◆ Stored records
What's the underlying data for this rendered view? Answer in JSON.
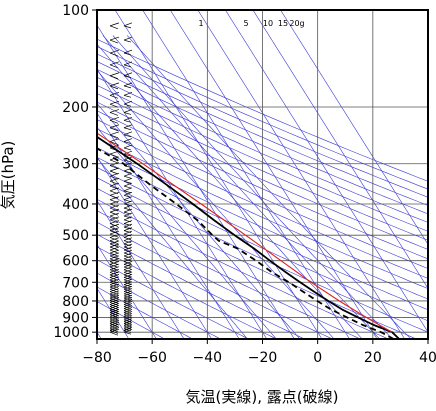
{
  "chart_data": {
    "type": "skew-t",
    "xlabel": "気温(実線), 露点(破線)",
    "ylabel": "気圧(hPa)",
    "x_ticks": [
      -80,
      -60,
      -40,
      -20,
      0,
      20,
      40
    ],
    "y_ticks": [
      100,
      200,
      300,
      400,
      500,
      600,
      700,
      800,
      900,
      1000
    ],
    "xlim": [
      -80,
      40
    ],
    "ylim": [
      1050,
      100
    ],
    "y_scale": "log",
    "mixing_ratio_labels": [
      "1",
      "5",
      "10",
      "15",
      "20g"
    ],
    "colors": {
      "temperature": "#000000",
      "dewpoint": "#000000",
      "parcel": "#e02020",
      "background_lines": "#3a3ad8",
      "grid": "#555555",
      "wind_barbs": "#000000"
    },
    "series": [
      {
        "style": "solid",
        "points": [
          [
            1050,
            28
          ],
          [
            1000,
            27
          ],
          [
            950,
            22
          ],
          [
            900,
            18
          ],
          [
            850,
            14
          ],
          [
            800,
            11
          ],
          [
            750,
            8
          ],
          [
            700,
            5
          ],
          [
            650,
            2
          ],
          [
            600,
            -1
          ],
          [
            550,
            -4
          ],
          [
            500,
            -8
          ],
          [
            450,
            -12
          ],
          [
            400,
            -16
          ],
          [
            350,
            -21
          ],
          [
            300,
            -27
          ],
          [
            250,
            -35
          ],
          [
            200,
            -44
          ],
          [
            175,
            -48
          ],
          [
            150,
            -53
          ],
          [
            130,
            -60
          ],
          [
            120,
            -66
          ],
          [
            110,
            -72
          ],
          [
            105,
            -74
          ],
          [
            102,
            -73
          ]
        ]
      },
      {
        "style": "dashed",
        "points": [
          [
            1050,
            26
          ],
          [
            1000,
            23
          ],
          [
            950,
            18
          ],
          [
            900,
            14
          ],
          [
            850,
            10
          ],
          [
            800,
            7
          ],
          [
            750,
            4
          ],
          [
            700,
            1
          ],
          [
            650,
            -3
          ],
          [
            600,
            -6
          ],
          [
            550,
            -10
          ],
          [
            520,
            -15
          ],
          [
            500,
            -16
          ],
          [
            450,
            -18
          ],
          [
            400,
            -22
          ],
          [
            350,
            -27
          ],
          [
            300,
            -32
          ],
          [
            260,
            -40
          ],
          [
            246,
            -42
          ],
          [
            244,
            -55
          ],
          [
            243,
            -73
          ],
          [
            240,
            -80
          ]
        ]
      },
      {
        "style": "solid",
        "points": [
          [
            1000,
            27
          ],
          [
            950,
            24
          ],
          [
            900,
            21
          ],
          [
            850,
            18
          ],
          [
            800,
            15
          ],
          [
            700,
            9
          ],
          [
            600,
            3
          ],
          [
            500,
            -4
          ],
          [
            400,
            -13
          ],
          [
            300,
            -25
          ],
          [
            250,
            -33
          ],
          [
            200,
            -43
          ]
        ]
      }
    ]
  }
}
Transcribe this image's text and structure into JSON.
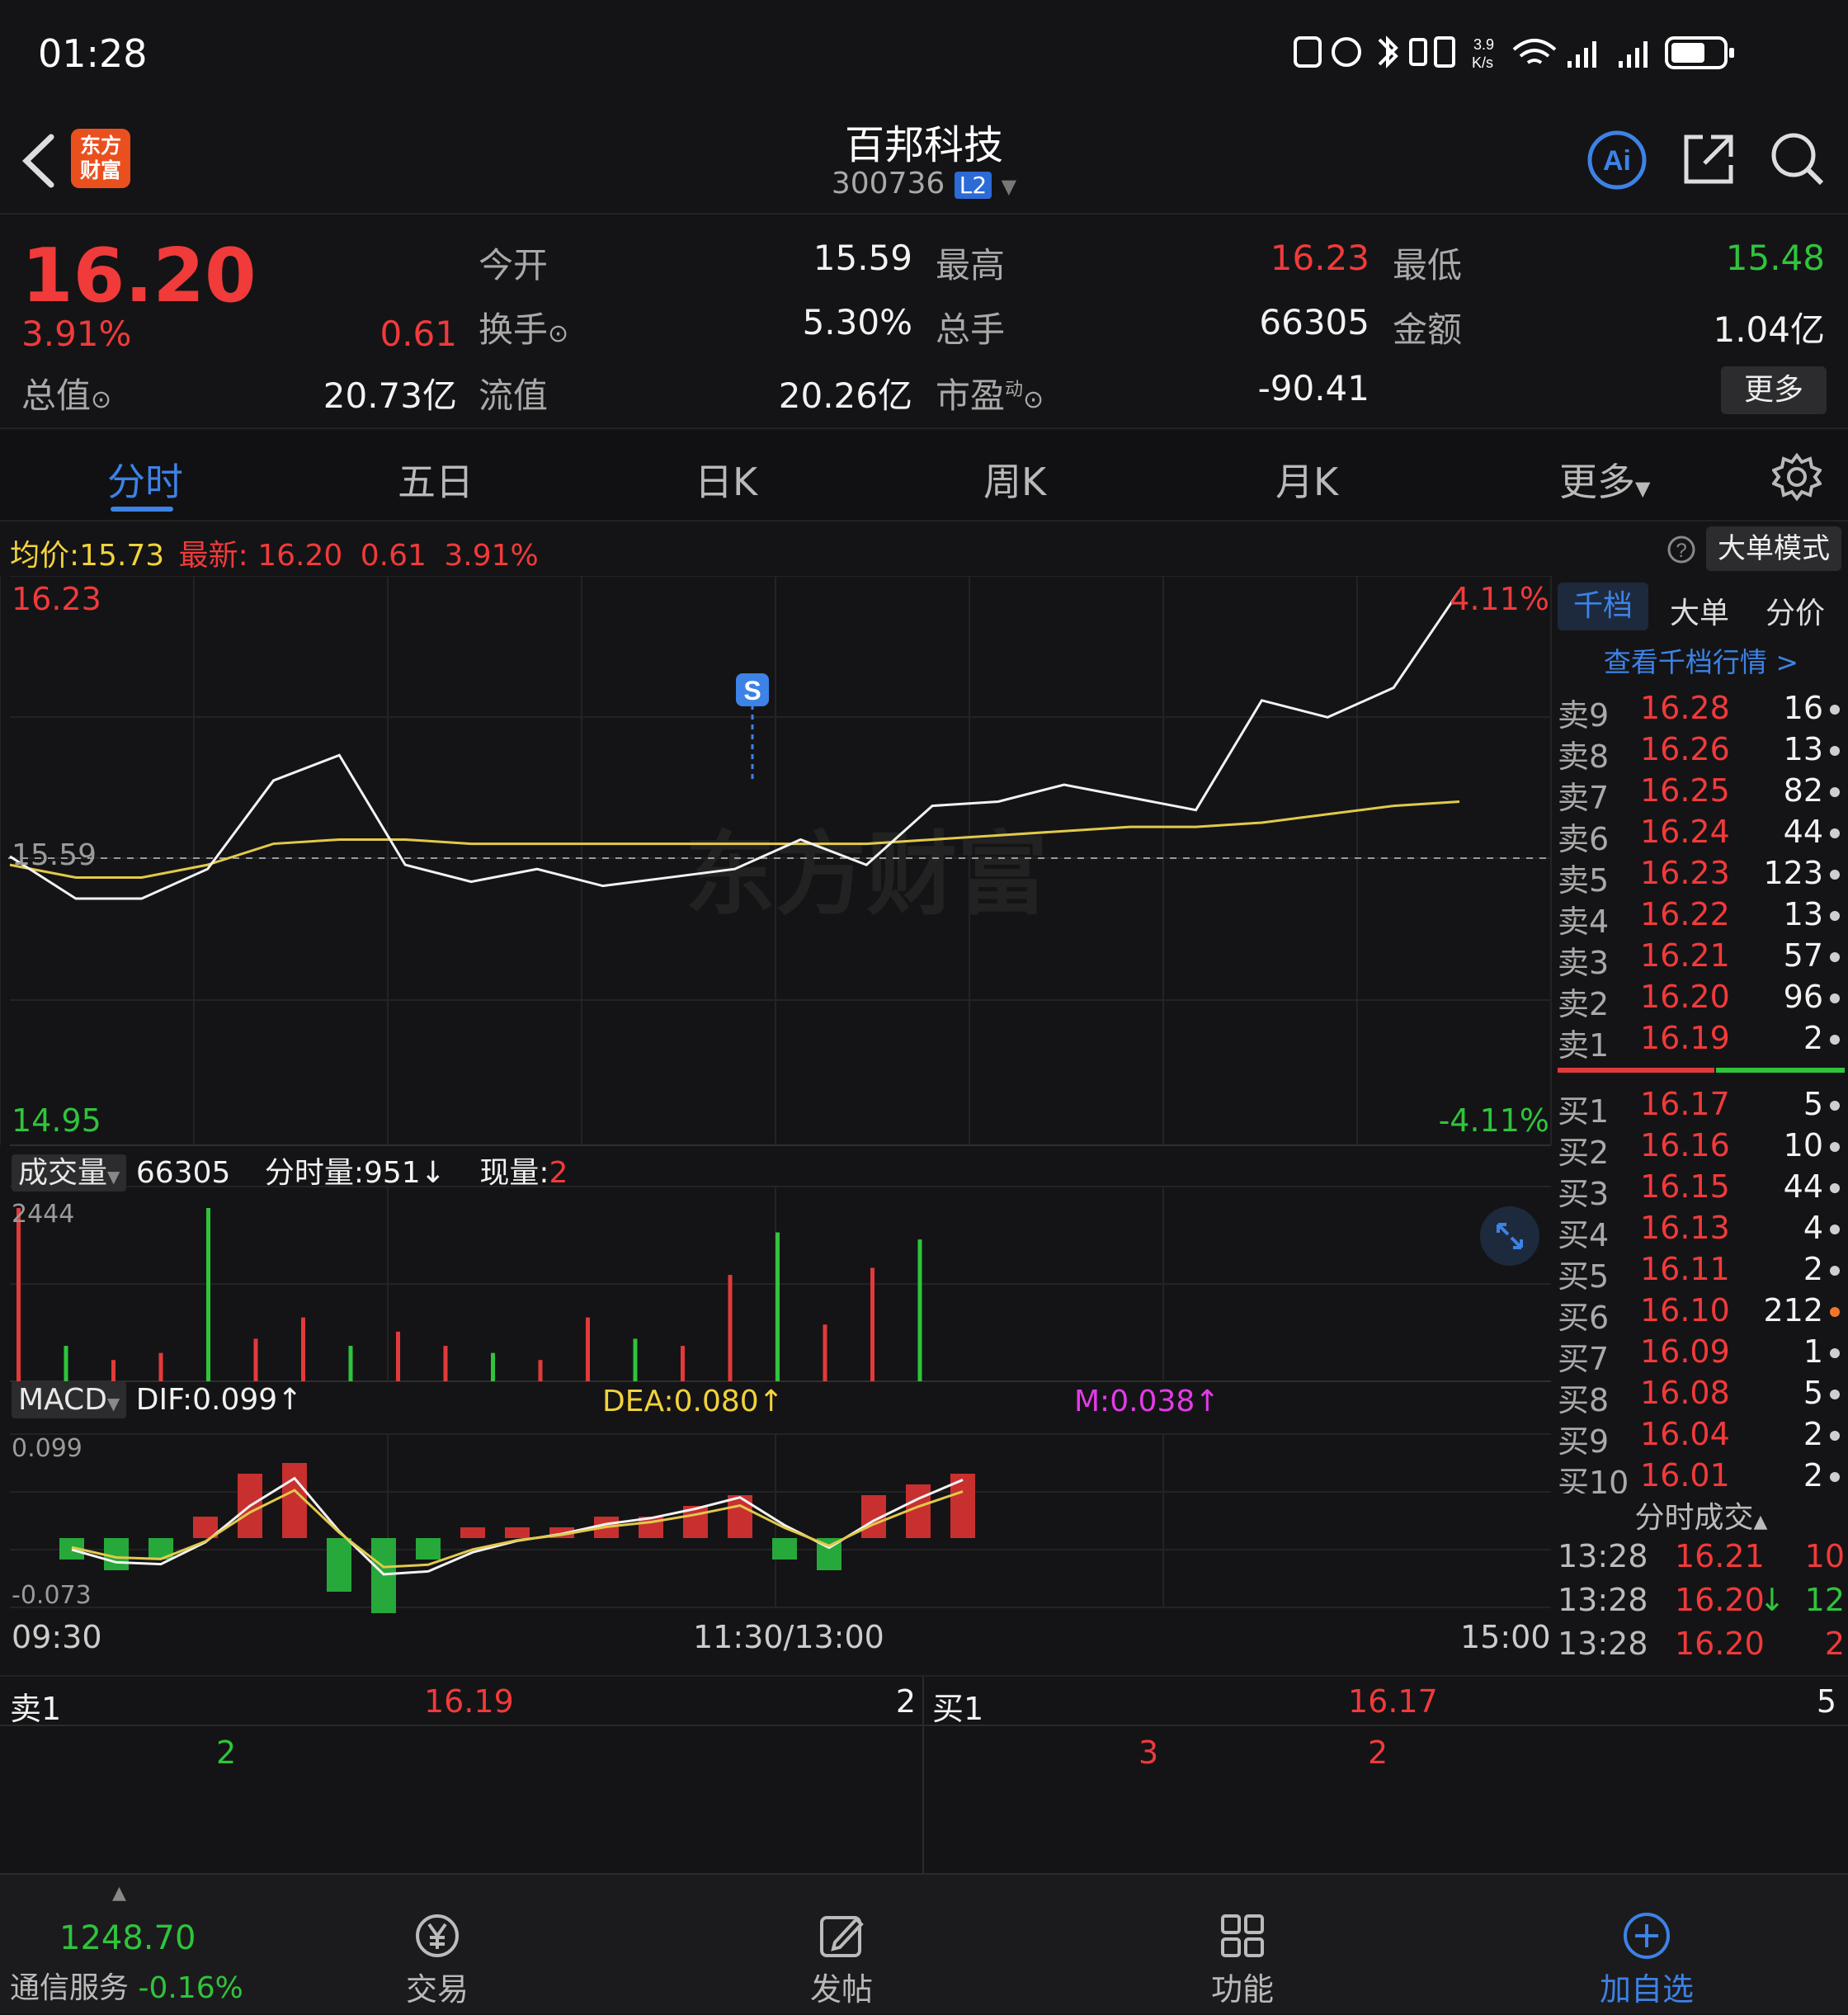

◆ Exercise objective
Scan the material above. Copy each line that holds the word "this".

◆ Task result
What's the underlying data for this rendered view? Answer in JSON.
Transcribe this image's text and structure into JSON.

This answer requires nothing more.